▶ **PROBLEM STATEMENT**
Go through each line of the records below and count those with the word "error". Give only the count.

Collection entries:
-------

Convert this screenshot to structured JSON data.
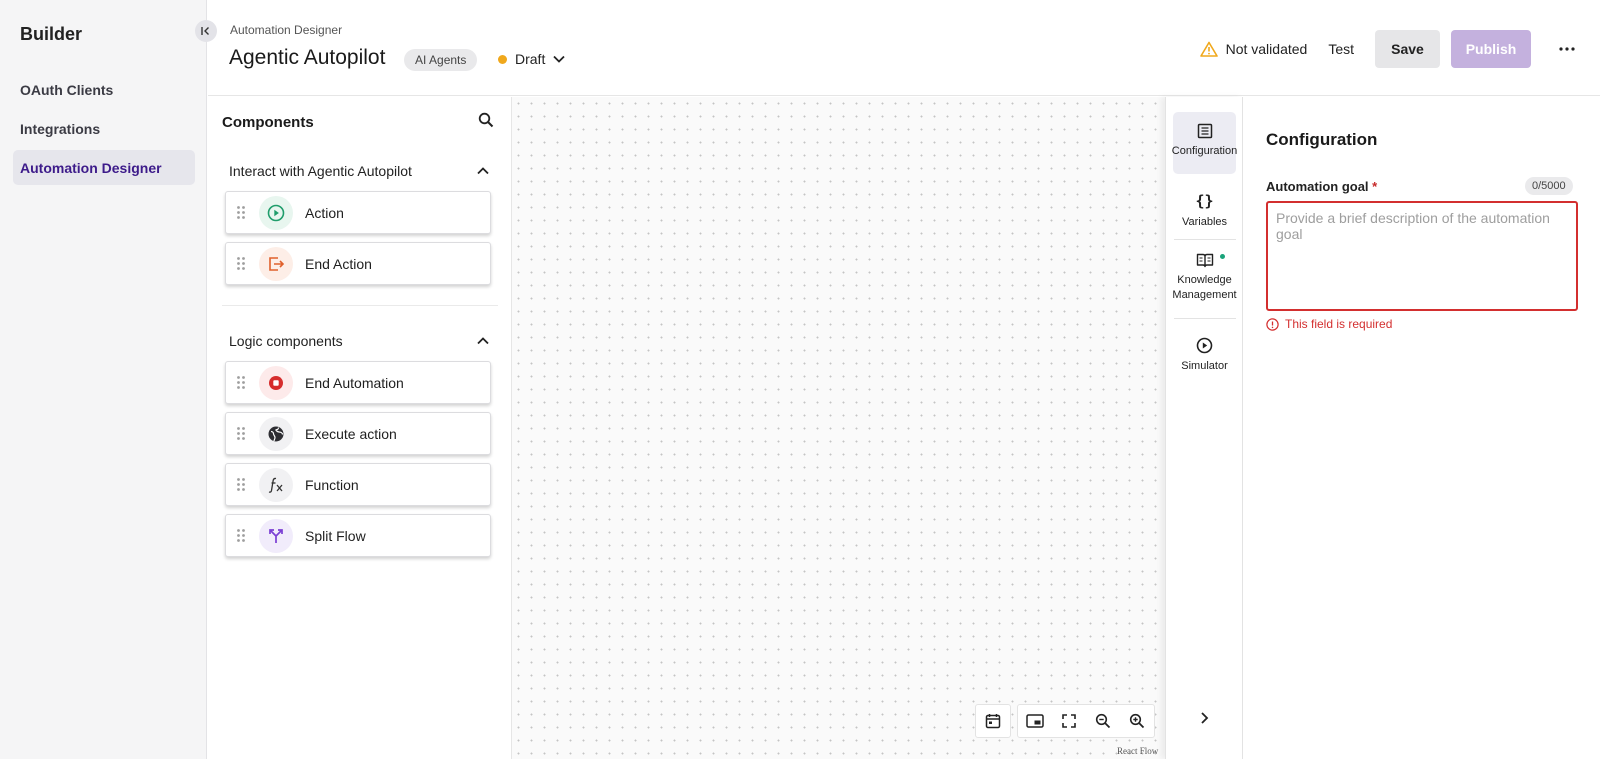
{
  "nav": {
    "title": "Builder",
    "items": [
      {
        "label": "OAuth Clients",
        "active": false
      },
      {
        "label": "Integrations",
        "active": false
      },
      {
        "label": "Automation Designer",
        "active": true
      }
    ]
  },
  "header": {
    "breadcrumb": "Automation Designer",
    "title": "Agentic Autopilot",
    "tag": "AI Agents",
    "status": "Draft",
    "validation": "Not validated",
    "test_label": "Test",
    "save_label": "Save",
    "publish_label": "Publish"
  },
  "components": {
    "title": "Components",
    "sections": [
      {
        "title": "Interact with Agentic Autopilot",
        "items": [
          {
            "label": "Action",
            "icon": "play-circle-icon"
          },
          {
            "label": "End Action",
            "icon": "exit-box-icon"
          }
        ]
      },
      {
        "title": "Logic components",
        "items": [
          {
            "label": "End Automation",
            "icon": "stop-circle-icon"
          },
          {
            "label": "Execute action",
            "icon": "globe-icon"
          },
          {
            "label": "Function",
            "icon": "function-icon"
          },
          {
            "label": "Split Flow",
            "icon": "split-arrows-icon"
          }
        ]
      }
    ]
  },
  "canvas": {
    "attribution": "React Flow"
  },
  "rail": {
    "tabs": [
      {
        "label": "Configuration",
        "active": true
      },
      {
        "label": "Variables",
        "active": false
      },
      {
        "label": "Knowledge Management",
        "active": false
      },
      {
        "label": "Simulator",
        "active": false
      }
    ]
  },
  "config": {
    "title": "Configuration",
    "goal_label": "Automation goal",
    "required_mark": "*",
    "counter": "0/5000",
    "goal_value": "",
    "goal_placeholder": "Provide a brief description of the automation goal",
    "error": "This field is required"
  },
  "colors": {
    "accent": "#3d1b8a",
    "publish_disabled": "#c4b1de",
    "error": "#d32f2f",
    "draft": "#f0a81c",
    "warning": "#f0a81c"
  }
}
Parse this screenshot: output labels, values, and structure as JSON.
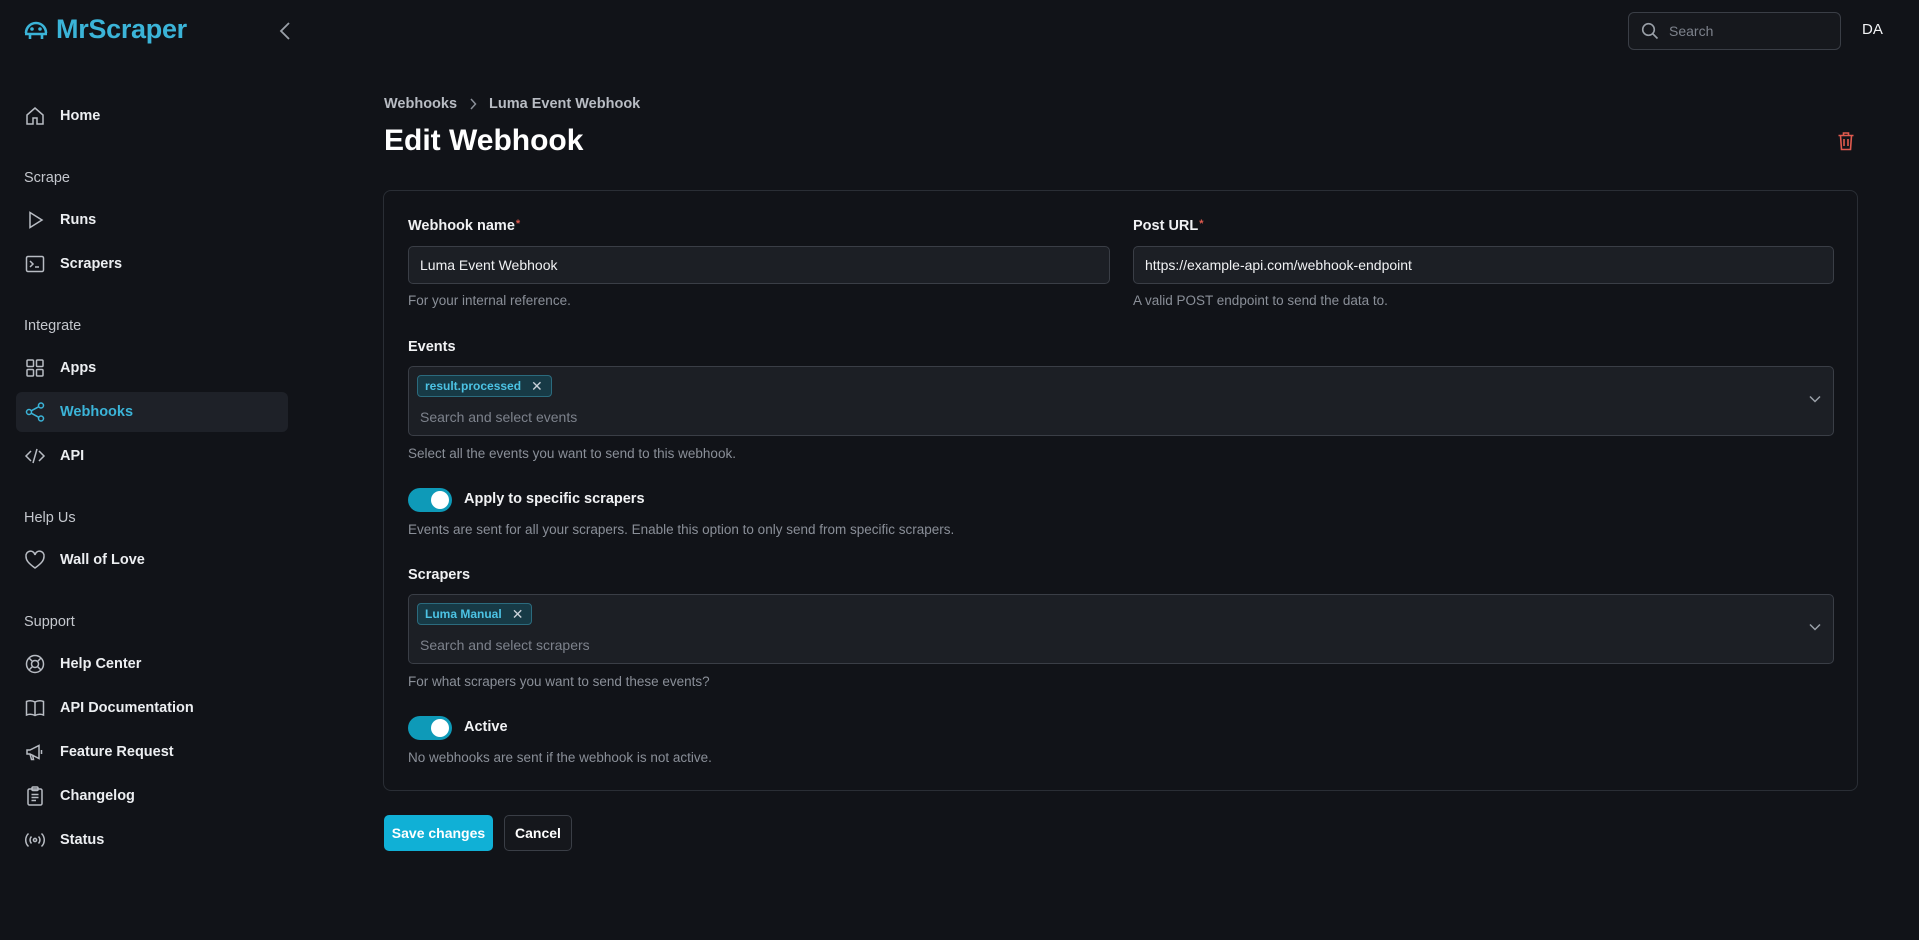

-------

▶ **TASK RESPONSE**
2